- [MATERIAL TO PROCESS]
++++++++++++++++++++
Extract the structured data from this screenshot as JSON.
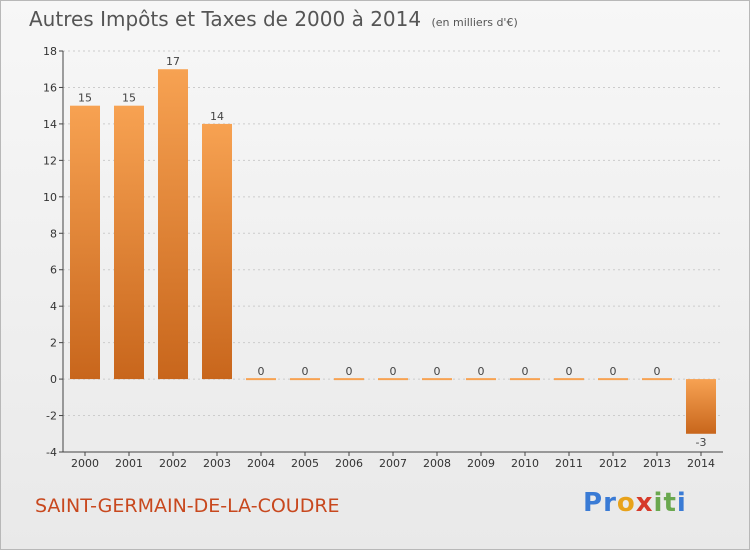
{
  "title": "Autres Impôts et Taxes de 2000 à 2014",
  "unit_note": "(en milliers d'€)",
  "commune": "SAINT-GERMAIN-DE-LA-COUDRE",
  "logo": {
    "text": "Proxiti",
    "letters": [
      {
        "ch": "P",
        "color": "#3a7bd5"
      },
      {
        "ch": "r",
        "color": "#3a7bd5"
      },
      {
        "ch": "o",
        "color": "#e8a21a"
      },
      {
        "ch": "x",
        "color": "#d63a2a"
      },
      {
        "ch": "i",
        "color": "#6aa84f"
      },
      {
        "ch": "t",
        "color": "#6aa84f"
      },
      {
        "ch": "i",
        "color": "#3a7bd5"
      }
    ]
  },
  "colors": {
    "bar_light": "#f7a252",
    "bar_dark": "#c8661c",
    "axis": "#444444",
    "grid": "#cccccc"
  },
  "chart_data": {
    "type": "bar",
    "categories": [
      "2000",
      "2001",
      "2002",
      "2003",
      "2004",
      "2005",
      "2006",
      "2007",
      "2008",
      "2009",
      "2010",
      "2011",
      "2012",
      "2013",
      "2014"
    ],
    "values": [
      15,
      15,
      17,
      14,
      0,
      0,
      0,
      0,
      0,
      0,
      0,
      0,
      0,
      0,
      -3
    ],
    "value_labels": [
      "15",
      "15",
      "17",
      "14",
      "0",
      "0",
      "0",
      "0",
      "0",
      "0",
      "0",
      "0",
      "0",
      "0",
      "-3"
    ],
    "ylim": [
      -4,
      18
    ],
    "yticks": [
      -4,
      -2,
      0,
      2,
      4,
      6,
      8,
      10,
      12,
      14,
      16,
      18
    ],
    "ytick_labels": [
      "-4",
      "-2",
      "0",
      "2",
      "4",
      "6",
      "8",
      "10",
      "12",
      "14",
      "16",
      "18"
    ],
    "grid": true
  }
}
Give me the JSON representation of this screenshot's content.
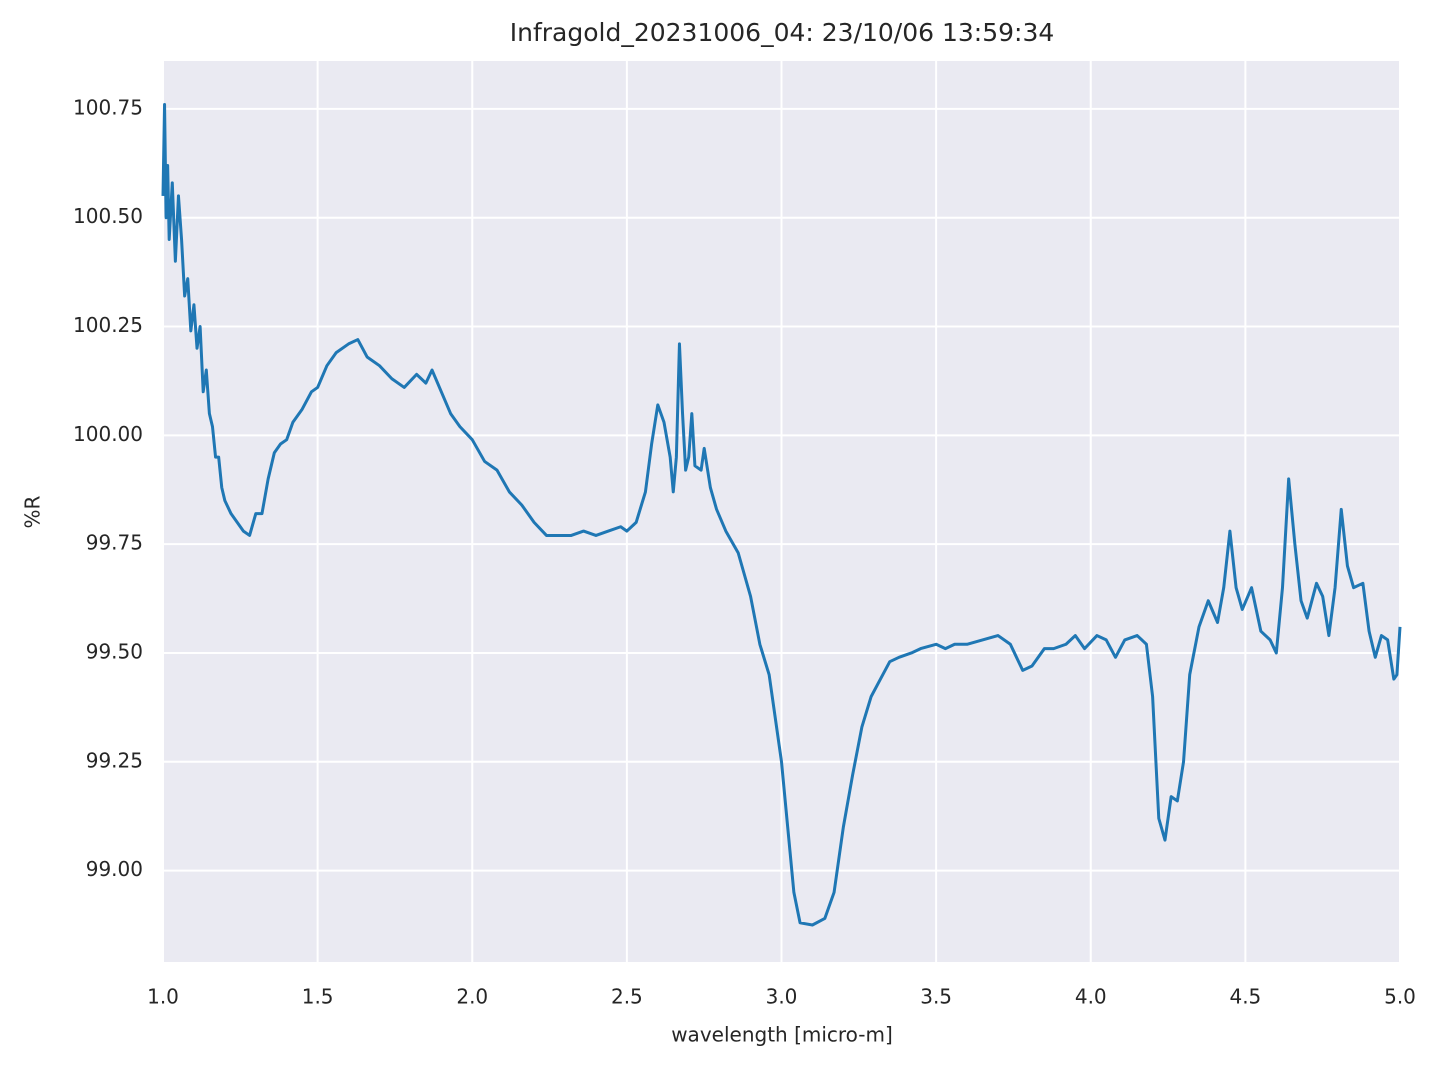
++++++++++++++++++++
- [TASK PROMPT]
Look through the entries above and report each line where the string "JSON" occurs.

- [WORKED ANSWER]
Extract the structured data from this screenshot as JSON.
Give me the JSON representation of this screenshot's content.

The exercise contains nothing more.